> **DESCRIPTION OF THE TASK**:
Repeat the records exactly. Every line must match.

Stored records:
========

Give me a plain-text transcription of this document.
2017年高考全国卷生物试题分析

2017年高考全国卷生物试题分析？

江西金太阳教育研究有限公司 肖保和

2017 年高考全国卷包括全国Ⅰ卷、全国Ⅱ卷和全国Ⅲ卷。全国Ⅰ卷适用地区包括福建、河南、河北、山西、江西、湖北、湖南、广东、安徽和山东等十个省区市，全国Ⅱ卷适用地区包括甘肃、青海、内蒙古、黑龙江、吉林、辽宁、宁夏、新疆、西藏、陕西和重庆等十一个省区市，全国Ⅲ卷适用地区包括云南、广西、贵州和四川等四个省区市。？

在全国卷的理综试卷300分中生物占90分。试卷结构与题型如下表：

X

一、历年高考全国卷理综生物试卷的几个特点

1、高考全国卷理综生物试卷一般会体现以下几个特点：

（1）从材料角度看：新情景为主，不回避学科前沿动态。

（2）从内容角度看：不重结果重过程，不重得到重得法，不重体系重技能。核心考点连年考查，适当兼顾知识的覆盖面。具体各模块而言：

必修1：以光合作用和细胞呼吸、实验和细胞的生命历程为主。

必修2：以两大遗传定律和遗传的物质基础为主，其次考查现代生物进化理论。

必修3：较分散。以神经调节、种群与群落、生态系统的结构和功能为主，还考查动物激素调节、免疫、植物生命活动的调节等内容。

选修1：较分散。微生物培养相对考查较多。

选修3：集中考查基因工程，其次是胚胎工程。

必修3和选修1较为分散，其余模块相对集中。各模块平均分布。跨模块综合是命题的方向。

========

> **TASK SOLUTION**:
Give me a plain-text transcription of this document.
2017年高考全国卷生物试题分析

2017年高考全国卷生物试题分析？

江西金太阳教育研究有限公司 肖保和

2017 年高考全国卷包括全国Ⅰ卷、全国Ⅱ卷和全国Ⅲ卷。全国Ⅰ卷适用地区包括福建、河南、河北、山西、江西、湖北、湖南、广东、安徽和山东等十个省区市，全国Ⅱ卷适用地区包括甘肃、青海、内蒙古、黑龙江、吉林、辽宁、宁夏、新疆、西藏、陕西和重庆等十一个省区市，全国Ⅲ卷适用地区包括云南、广西、贵州和四川等四个省区市。？

在全国卷的理综试卷300分中生物占90分。试卷结构与题型如下表：

X

一、历年高考全国卷理综生物试卷的几个特点

1、高考全国卷理综生物试卷一般会体现以下几个特点：

（1）从材料角度看：新情景为主，不回避学科前沿动态。

（2）从内容角度看：不重结果重过程，不重得到重得法，不重体系重技能。核心考点连年考查，适当兼顾知识的覆盖面。具体各模块而言：

必修1：以光合作用和细胞呼吸、实验和细胞的生命历程为主。

必修2：以两大遗传定律和遗传的物质基础为主，其次考查现代生物进化理论。

必修3：较分散。以神经调节、种群与群落、生态系统的结构和功能为主，还考查动物激素调节、免疫、植物生命活动的调节等内容。

选修1：较分散。微生物培养相对考查较多。

选修3：集中考查基因工程，其次是胚胎工程。

必修3和选修1较为分散，其余模块相对集中。各模块平均分布。跨模块综合是命题的方向。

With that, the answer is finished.